**WORK TO BE COMPLETED:** Go through the entries one line at a time, and gather every line that has the word "Selective".

## start STORED DATA

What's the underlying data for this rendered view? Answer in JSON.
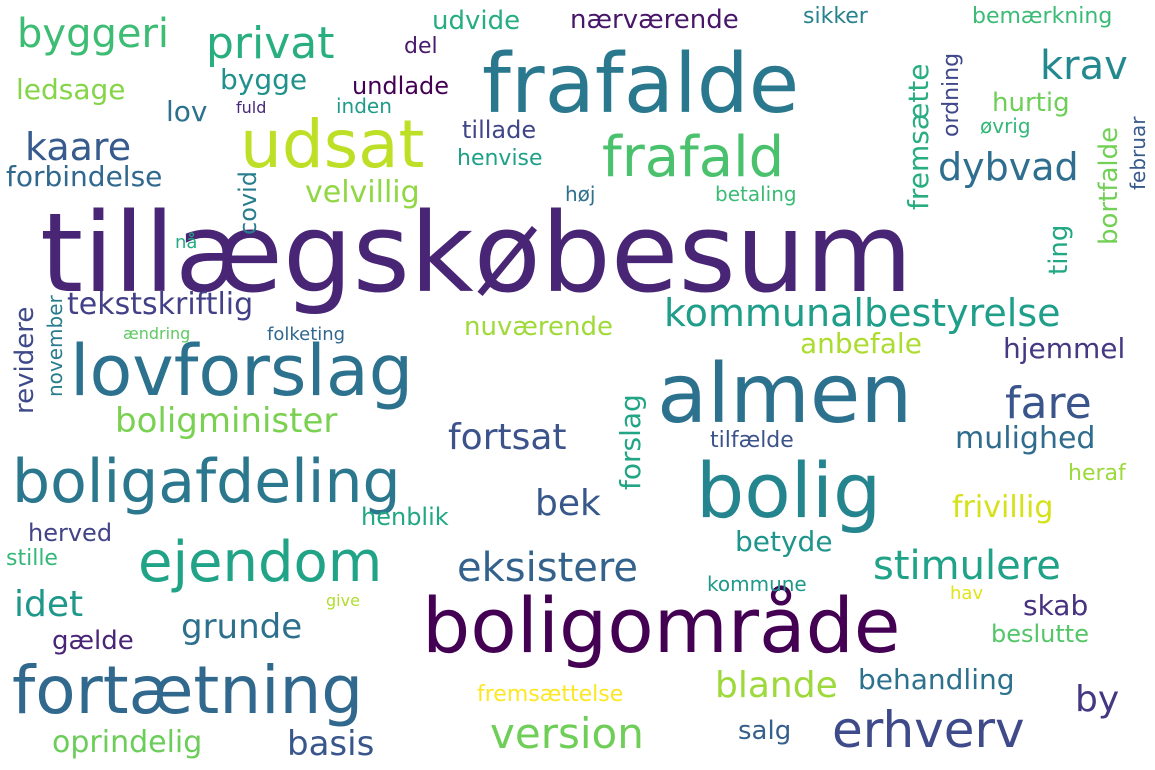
{
  "words": [
    {
      "text": "tillægskøbesum",
      "color": "#482575"
    },
    {
      "text": "frafalde",
      "color": "#2a788e"
    },
    {
      "text": "almen",
      "color": "#2c728e"
    },
    {
      "text": "boligområde",
      "color": "#440154"
    },
    {
      "text": "bolig",
      "color": "#25858e"
    },
    {
      "text": "lovforslag",
      "color": "#2c728e"
    },
    {
      "text": "fortætning",
      "color": "#31688e"
    },
    {
      "text": "boligafdeling",
      "color": "#2a778e"
    },
    {
      "text": "udsat",
      "color": "#bddf26"
    },
    {
      "text": "ejendom",
      "color": "#20a386"
    },
    {
      "text": "frafald",
      "color": "#4ac16d"
    },
    {
      "text": "erhverv",
      "color": "#3e4a89"
    },
    {
      "text": "privat",
      "color": "#29af7f"
    },
    {
      "text": "kommunalbestyrelse",
      "color": "#1f9e89"
    },
    {
      "text": "byggeri",
      "color": "#3dbc74"
    },
    {
      "text": "eksistere",
      "color": "#33638d"
    },
    {
      "text": "stimulere",
      "color": "#1fa287"
    },
    {
      "text": "boligminister",
      "color": "#7ad151"
    },
    {
      "text": "version",
      "color": "#6ece58"
    },
    {
      "text": "fare",
      "color": "#3a548c"
    },
    {
      "text": "fortsat",
      "color": "#3b528b"
    },
    {
      "text": "grunde",
      "color": "#2d708e"
    },
    {
      "text": "krav",
      "color": "#23898e"
    },
    {
      "text": "dybvad",
      "color": "#2e6e8e"
    },
    {
      "text": "kaare",
      "color": "#375b8d"
    },
    {
      "text": "blande",
      "color": "#9dd93b"
    },
    {
      "text": "basis",
      "color": "#39568c"
    },
    {
      "text": "idet",
      "color": "#1f988b"
    },
    {
      "text": "bek",
      "color": "#38588c"
    },
    {
      "text": "by",
      "color": "#453882"
    },
    {
      "text": "mulighed",
      "color": "#2f6c8e"
    },
    {
      "text": "tekstskriftlig",
      "color": "#424086"
    },
    {
      "text": "velvillig",
      "color": "#90d743"
    },
    {
      "text": "oprindelig",
      "color": "#6ccd5a"
    },
    {
      "text": "frivillig",
      "color": "#d5e21a"
    },
    {
      "text": "behandling",
      "color": "#2c728e"
    },
    {
      "text": "skab",
      "color": "#46327e"
    },
    {
      "text": "nuværende",
      "color": "#a0da39"
    },
    {
      "text": "forbindelse",
      "color": "#31688e"
    },
    {
      "text": "anbefale",
      "color": "#addc30"
    },
    {
      "text": "hjemmel",
      "color": "#443983"
    },
    {
      "text": "betyde",
      "color": "#1f958b"
    },
    {
      "text": "nærværende",
      "color": "#481769"
    },
    {
      "text": "bygge",
      "color": "#21918c"
    },
    {
      "text": "udvide",
      "color": "#26ad81"
    },
    {
      "text": "ledsage",
      "color": "#86d549"
    },
    {
      "text": "hurtig",
      "color": "#6ece58"
    },
    {
      "text": "lov",
      "color": "#2c728e"
    },
    {
      "text": "undlade",
      "color": "#440154"
    },
    {
      "text": "tillade",
      "color": "#3f4788"
    },
    {
      "text": "beslutte",
      "color": "#54c568"
    },
    {
      "text": "salg",
      "color": "#35608d"
    },
    {
      "text": "gælde",
      "color": "#482576"
    },
    {
      "text": "fremsætte",
      "color": "#27ad81"
    },
    {
      "text": "forslag",
      "color": "#21a585"
    },
    {
      "text": "bortfalde",
      "color": "#73d056"
    },
    {
      "text": "ting",
      "color": "#22a884"
    },
    {
      "text": "revidere",
      "color": "#3e4989"
    },
    {
      "text": "covid",
      "color": "#287d8e"
    },
    {
      "text": "ordning",
      "color": "#3f4889"
    },
    {
      "text": "henblik",
      "color": "#22a785"
    },
    {
      "text": "fremsættelse",
      "color": "#fde725"
    },
    {
      "text": "herved",
      "color": "#414487"
    },
    {
      "text": "heraf",
      "color": "#9bd93c"
    },
    {
      "text": "tilfælde",
      "color": "#3b528b"
    },
    {
      "text": "bemærkning",
      "color": "#3bbb75"
    },
    {
      "text": "sikker",
      "color": "#26828e"
    },
    {
      "text": "henvise",
      "color": "#1fa088"
    },
    {
      "text": "stille",
      "color": "#35b779"
    },
    {
      "text": "del",
      "color": "#481a6c"
    },
    {
      "text": "betaling",
      "color": "#3bbb75"
    },
    {
      "text": "kommune",
      "color": "#1f9a8a"
    },
    {
      "text": "inden",
      "color": "#1e9c89"
    },
    {
      "text": "øvrig",
      "color": "#35b779"
    },
    {
      "text": "februar",
      "color": "#375a8c"
    },
    {
      "text": "november",
      "color": "#287c8e"
    },
    {
      "text": "høj",
      "color": "#2d718e"
    },
    {
      "text": "hav",
      "color": "#e2e418"
    },
    {
      "text": "fuld",
      "color": "#482878"
    },
    {
      "text": "nå",
      "color": "#25ac82"
    },
    {
      "text": "ændring",
      "color": "#5ec962"
    },
    {
      "text": "folketing",
      "color": "#31678e"
    },
    {
      "text": "give",
      "color": "#b0dd2f"
    }
  ]
}
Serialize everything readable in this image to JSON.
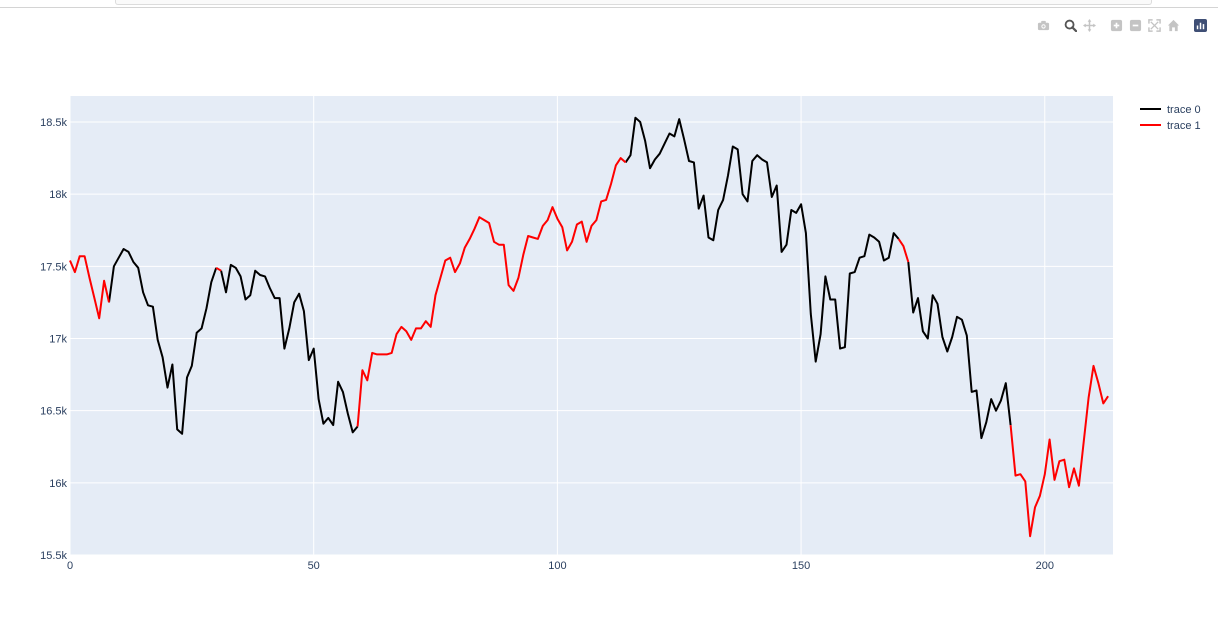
{
  "modebar": {
    "buttons": [
      {
        "name": "camera-icon"
      },
      {
        "name": "zoom-icon"
      },
      {
        "name": "pan-icon"
      },
      {
        "name": "zoom-in-icon"
      },
      {
        "name": "zoom-out-icon"
      },
      {
        "name": "autoscale-icon"
      },
      {
        "name": "reset-axes-icon"
      },
      {
        "name": "plotly-logo-icon"
      }
    ]
  },
  "chart_data": {
    "type": "line",
    "xlim": [
      0,
      214
    ],
    "ylim": [
      15500,
      18680
    ],
    "x_ticks": [
      0,
      50,
      100,
      150,
      200
    ],
    "y_ticks": [
      15500,
      16000,
      16500,
      17000,
      17500,
      18000,
      18500
    ],
    "y_tick_labels": [
      "15.5k",
      "16k",
      "16.5k",
      "17k",
      "17.5k",
      "18k",
      "18.5k"
    ],
    "x_tick_labels": [
      "0",
      "50",
      "100",
      "150",
      "200"
    ],
    "grid": true,
    "legend_position": "top-right",
    "colors": {
      "plot_bg": "#e5ecf6",
      "grid": "#ffffff",
      "trace0": "#000000",
      "trace1": "#ff0000"
    },
    "y": [
      17540,
      17460,
      17570,
      17570,
      17420,
      17280,
      17140,
      17400,
      17250,
      17500,
      17560,
      17620,
      17600,
      17530,
      17490,
      17320,
      17230,
      17220,
      16990,
      16870,
      16660,
      16820,
      16370,
      16340,
      16730,
      16810,
      17040,
      17070,
      17210,
      17390,
      17490,
      17470,
      17320,
      17510,
      17490,
      17430,
      17270,
      17300,
      17470,
      17440,
      17430,
      17350,
      17280,
      17280,
      16930,
      17070,
      17250,
      17310,
      17190,
      16850,
      16930,
      16580,
      16410,
      16450,
      16400,
      16700,
      16630,
      16480,
      16350,
      16390,
      16780,
      16710,
      16900,
      16890,
      16890,
      16890,
      16900,
      17030,
      17080,
      17050,
      16990,
      17070,
      17070,
      17120,
      17080,
      17300,
      17420,
      17540,
      17560,
      17460,
      17520,
      17630,
      17690,
      17760,
      17840,
      17820,
      17800,
      17670,
      17650,
      17650,
      17370,
      17330,
      17420,
      17580,
      17710,
      17700,
      17690,
      17780,
      17820,
      17910,
      17830,
      17770,
      17610,
      17670,
      17790,
      17810,
      17670,
      17780,
      17820,
      17950,
      17960,
      18070,
      18200,
      18250,
      18220,
      18270,
      18530,
      18500,
      18370,
      18180,
      18240,
      18280,
      18350,
      18420,
      18400,
      18520,
      18380,
      18230,
      18220,
      17900,
      17990,
      17700,
      17680,
      17890,
      17960,
      18130,
      18330,
      18310,
      18000,
      17950,
      18230,
      18270,
      18240,
      18220,
      17980,
      18060,
      17600,
      17650,
      17890,
      17870,
      17930,
      17730,
      17170,
      16840,
      17030,
      17430,
      17270,
      17270,
      16930,
      16940,
      17450,
      17460,
      17560,
      17570,
      17720,
      17700,
      17670,
      17540,
      17560,
      17730,
      17690,
      17640,
      17530,
      17180,
      17280,
      17050,
      17000,
      17300,
      17240,
      17010,
      16910,
      17010,
      17150,
      17130,
      17020,
      16630,
      16640,
      16310,
      16420,
      16580,
      16500,
      16570,
      16690,
      16400,
      16050,
      16060,
      16010,
      15630,
      15830,
      15910,
      16060,
      16300,
      16020,
      16150,
      16160,
      15970,
      16100,
      15980,
      16290,
      16590,
      16810,
      16690,
      16550,
      16600
    ],
    "series": [
      {
        "name": "trace 0",
        "color": "#000000",
        "segments": [
          [
            8,
            30
          ],
          [
            31,
            59
          ],
          [
            114,
            170
          ],
          [
            172,
            193
          ]
        ]
      },
      {
        "name": "trace 1",
        "color": "#ff0000",
        "segments": [
          [
            0,
            8
          ],
          [
            30,
            31
          ],
          [
            59,
            114
          ],
          [
            170,
            172
          ],
          [
            193,
            213
          ]
        ]
      }
    ]
  }
}
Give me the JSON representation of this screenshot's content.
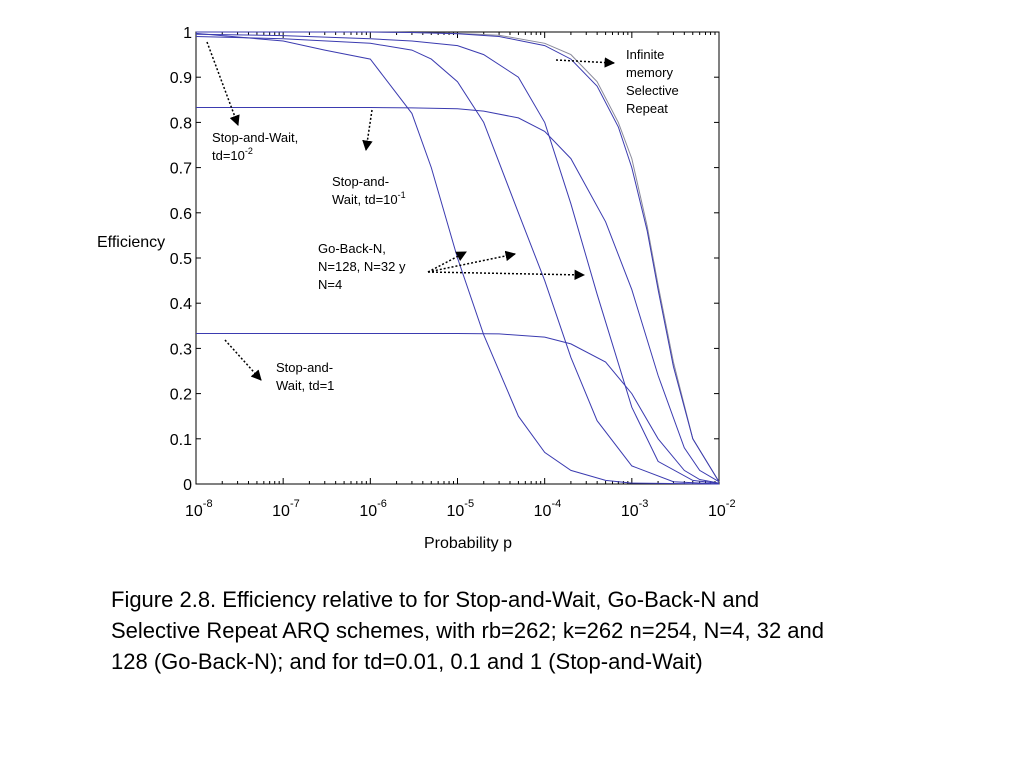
{
  "chart_data": {
    "type": "line",
    "xlabel": "Probability p",
    "ylabel": "Efficiency",
    "xscale": "log",
    "xlim": [
      1e-08,
      0.01
    ],
    "ylim": [
      0,
      1
    ],
    "grid": false,
    "y_ticks": [
      {
        "value": 0,
        "label": "0"
      },
      {
        "value": 0.1,
        "label": "0.1"
      },
      {
        "value": 0.2,
        "label": "0.2"
      },
      {
        "value": 0.3,
        "label": "0.3"
      },
      {
        "value": 0.4,
        "label": "0.4"
      },
      {
        "value": 0.5,
        "label": "0.5"
      },
      {
        "value": 0.6,
        "label": "0.6"
      },
      {
        "value": 0.7,
        "label": "0.7"
      },
      {
        "value": 0.8,
        "label": "0.8"
      },
      {
        "value": 0.9,
        "label": "0.9"
      },
      {
        "value": 1,
        "label": "1"
      }
    ],
    "x_ticks": [
      {
        "value": 1e-08,
        "base": "10",
        "exp": "-8"
      },
      {
        "value": 1e-07,
        "base": "10",
        "exp": "-7"
      },
      {
        "value": 1e-06,
        "base": "10",
        "exp": "-6"
      },
      {
        "value": 1e-05,
        "base": "10",
        "exp": "-5"
      },
      {
        "value": 0.0001,
        "base": "10",
        "exp": "-4"
      },
      {
        "value": 0.001,
        "base": "10",
        "exp": "-3"
      },
      {
        "value": 0.01,
        "base": "10",
        "exp": "-2"
      }
    ],
    "series_color": "#3b3bb0",
    "series_color_alt": "#8a8a9a",
    "series": [
      {
        "x": [
          1e-08,
          1e-07,
          1e-06,
          3e-06,
          1e-05,
          3e-05,
          0.0001,
          0.0002,
          0.0004,
          0.0007,
          0.001,
          0.0015,
          0.002,
          0.003,
          0.005,
          0.01
        ],
        "y": [
          1,
          1,
          1,
          0.999,
          0.997,
          0.993,
          0.975,
          0.95,
          0.89,
          0.8,
          0.72,
          0.57,
          0.44,
          0.27,
          0.1,
          0.005
        ]
      },
      {
        "x": [
          1e-08,
          1e-07,
          1e-06,
          3e-06,
          1e-05,
          3e-05,
          0.0001,
          0.0002,
          0.0004,
          0.0007,
          0.001,
          0.0015,
          0.002,
          0.003,
          0.005,
          0.01
        ],
        "y": [
          1,
          1,
          1,
          0.999,
          0.996,
          0.99,
          0.97,
          0.94,
          0.88,
          0.79,
          0.7,
          0.56,
          0.43,
          0.26,
          0.1,
          0.005
        ]
      },
      {
        "x": [
          1e-08,
          1e-07,
          1e-06,
          3e-06,
          1e-05,
          2e-05,
          5e-05,
          0.0001,
          0.0002,
          0.0004,
          0.001,
          0.002,
          0.005,
          0.01
        ],
        "y": [
          0.995,
          0.992,
          0.985,
          0.98,
          0.97,
          0.95,
          0.9,
          0.8,
          0.62,
          0.42,
          0.17,
          0.05,
          0.008,
          0.001
        ]
      },
      {
        "x": [
          1e-08,
          1e-07,
          1e-06,
          3e-06,
          5e-06,
          1e-05,
          2e-05,
          5e-05,
          0.0001,
          0.0002,
          0.0004,
          0.001,
          0.003,
          0.01
        ],
        "y": [
          0.99,
          0.985,
          0.975,
          0.96,
          0.94,
          0.89,
          0.8,
          0.6,
          0.45,
          0.28,
          0.14,
          0.04,
          0.005,
          0
        ]
      },
      {
        "x": [
          1e-08,
          1e-07,
          3e-07,
          1e-06,
          3e-06,
          5e-06,
          1e-05,
          2e-05,
          5e-05,
          0.0001,
          0.0002,
          0.0005,
          0.001,
          0.01
        ],
        "y": [
          0.997,
          0.98,
          0.96,
          0.94,
          0.82,
          0.7,
          0.5,
          0.33,
          0.15,
          0.07,
          0.03,
          0.008,
          0.002,
          0
        ]
      },
      {
        "x": [
          1e-08,
          1e-07,
          1e-06,
          3e-06,
          1e-05,
          2e-05,
          5e-05,
          0.0001,
          0.0002,
          0.0005,
          0.001,
          0.002,
          0.004,
          0.006,
          0.01
        ],
        "y": [
          0.833,
          0.833,
          0.833,
          0.832,
          0.83,
          0.825,
          0.81,
          0.78,
          0.72,
          0.58,
          0.43,
          0.24,
          0.08,
          0.03,
          0.005
        ]
      },
      {
        "x": [
          1e-08,
          1e-07,
          1e-06,
          1e-05,
          3e-05,
          0.0001,
          0.0002,
          0.0005,
          0.001,
          0.002,
          0.004,
          0.006,
          0.01
        ],
        "y": [
          0.333,
          0.333,
          0.333,
          0.333,
          0.332,
          0.325,
          0.31,
          0.27,
          0.2,
          0.1,
          0.03,
          0.01,
          0.002
        ]
      }
    ],
    "annotations": [
      {
        "lines": [
          "Infinite",
          "memory",
          "Selective",
          "Repeat"
        ]
      },
      {
        "lines": [
          "Stop-and-Wait,",
          "td=10"
        ],
        "sup": "-2"
      },
      {
        "lines": [
          "Stop-and-",
          "Wait, td=10"
        ],
        "sup": "-1"
      },
      {
        "lines": [
          "Go-Back-N,",
          "N=128, N=32 y",
          "N=4"
        ]
      },
      {
        "lines": [
          "Stop-and-",
          "Wait, td=1"
        ]
      }
    ]
  },
  "caption": "Figure 2.8. Efficiency relative to  for Stop-and-Wait, Go-Back-N and Selective Repeat ARQ schemes, with rb=262; k=262 n=254, N=4, 32 and 128 (Go-Back-N); and for td=0.01, 0.1 and 1 (Stop-and-Wait)"
}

## end STORED DATA

**OUTPUT OF THE EXERCISE:**
          "Selective",
  "caption": "Figure 2.8. Efficiency relative to  for Stop-and-Wait, Go-Back-N and Selective Repeat ARQ schemes, with rb=262; k=262 n=254, N=4, 32 and 128 (Go-Back-N); and for td=0.01, 0.1 and 1 (Stop-and-Wait)"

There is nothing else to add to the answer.